Short problem 1:
According to the text on Basic Rights Oregon, which federation does the organization belong to?
Short problem 2:
Extend the passage on Basic Rights Oregon, picking up after its final sentence.

Supplied text:
Basic Rights Oregon is an American nonprofit LGBT rights organization based in Portland, Oregon. It is the largest advocacy, education, and political organization working in Oregon to end discrimination based on sexual orientation and gender identity. Basic Rights Oregon has a full-time staff, a contract lobbyist, and more than 10,000 contributors, and 5,000 volunteers. It is a 501(c)(4) organization that maintains a 501(c)(3) education fund, a state candidate PAC and a ballot measure PAC. The organization is a member of the Equality Federation.

Record set:
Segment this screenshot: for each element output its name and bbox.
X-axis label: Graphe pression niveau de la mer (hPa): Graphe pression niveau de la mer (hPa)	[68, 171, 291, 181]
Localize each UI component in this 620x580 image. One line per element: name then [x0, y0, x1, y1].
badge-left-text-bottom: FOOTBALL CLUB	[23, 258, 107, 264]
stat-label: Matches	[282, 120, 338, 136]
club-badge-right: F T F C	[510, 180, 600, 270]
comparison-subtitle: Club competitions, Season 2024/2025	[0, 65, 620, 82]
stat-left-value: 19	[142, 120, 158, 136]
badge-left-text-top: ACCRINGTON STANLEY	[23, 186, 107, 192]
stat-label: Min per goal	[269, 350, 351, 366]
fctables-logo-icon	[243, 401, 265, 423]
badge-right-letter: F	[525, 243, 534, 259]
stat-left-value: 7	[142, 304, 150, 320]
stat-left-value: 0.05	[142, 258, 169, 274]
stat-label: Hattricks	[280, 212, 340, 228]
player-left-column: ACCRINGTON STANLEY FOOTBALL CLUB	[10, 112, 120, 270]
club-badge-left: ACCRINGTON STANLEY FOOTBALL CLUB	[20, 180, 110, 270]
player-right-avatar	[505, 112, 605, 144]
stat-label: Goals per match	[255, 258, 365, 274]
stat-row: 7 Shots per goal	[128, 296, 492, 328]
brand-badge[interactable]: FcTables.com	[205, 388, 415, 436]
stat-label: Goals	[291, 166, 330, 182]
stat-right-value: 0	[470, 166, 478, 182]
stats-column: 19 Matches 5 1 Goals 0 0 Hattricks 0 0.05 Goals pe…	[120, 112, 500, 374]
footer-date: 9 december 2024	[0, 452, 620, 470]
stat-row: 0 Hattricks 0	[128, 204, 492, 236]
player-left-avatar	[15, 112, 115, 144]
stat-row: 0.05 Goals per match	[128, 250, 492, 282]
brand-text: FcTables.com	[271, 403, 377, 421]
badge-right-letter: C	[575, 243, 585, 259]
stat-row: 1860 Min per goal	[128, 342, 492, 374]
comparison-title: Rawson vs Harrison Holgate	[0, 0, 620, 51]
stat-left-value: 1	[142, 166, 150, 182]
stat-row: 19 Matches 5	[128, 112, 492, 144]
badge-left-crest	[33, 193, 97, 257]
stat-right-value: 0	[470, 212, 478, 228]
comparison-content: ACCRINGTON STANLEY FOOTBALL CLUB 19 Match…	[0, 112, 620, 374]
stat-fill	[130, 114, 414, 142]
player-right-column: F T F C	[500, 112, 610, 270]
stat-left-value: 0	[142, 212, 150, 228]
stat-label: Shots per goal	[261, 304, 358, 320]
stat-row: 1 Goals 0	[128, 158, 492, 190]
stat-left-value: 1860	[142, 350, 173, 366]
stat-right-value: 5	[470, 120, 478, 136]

Exercise result 1:
It is a member of the Equality Federation.

Exercise result 2:
Background
Oregon Citizens Alliance (OCA), an organization that opposed LGBT rights, successfully backed the passage of a 1988 ballot measure revoking the ban on sexual-orientation discrimination in the state's executive branch. In 1992, when OCA proposed a ballot measure to prohibit the "encouragement" of homosexual lifestyles in public schools, Oregonians who supported LGBT rights raised over $2 million and were successful in defeating the measure. OCA continued to promote similar measures at the local level and promised another statewide ballot in 1994. In response activists pressured for a stable political organization and formed Support Our Communities-PAC (SOC-PAC) in 1993. The following year, SOC-PAC successfully organized the opposition to another OCA proposal, a ballot measure to ban the recognition of homosexuals as a minority group. Oregon Ballot Measure 9, in the year 2000, would have prevented any positive or neutral language from being used by educators or administrators in all Oregon public schools from kindergarten through Ph.D. Prohibition of Public School Instruction on Homosexual Behaviors, Measure 9 (2000).

Advocacy
Basic Rights Oregon held its first meetings in 1995 and became a 501(c)(4) organization in 1996.

In 1999, Basic Rights launched the Fair Workplace Project, which was designed to increase the number of employers voluntarily adopting nondiscrimination policies.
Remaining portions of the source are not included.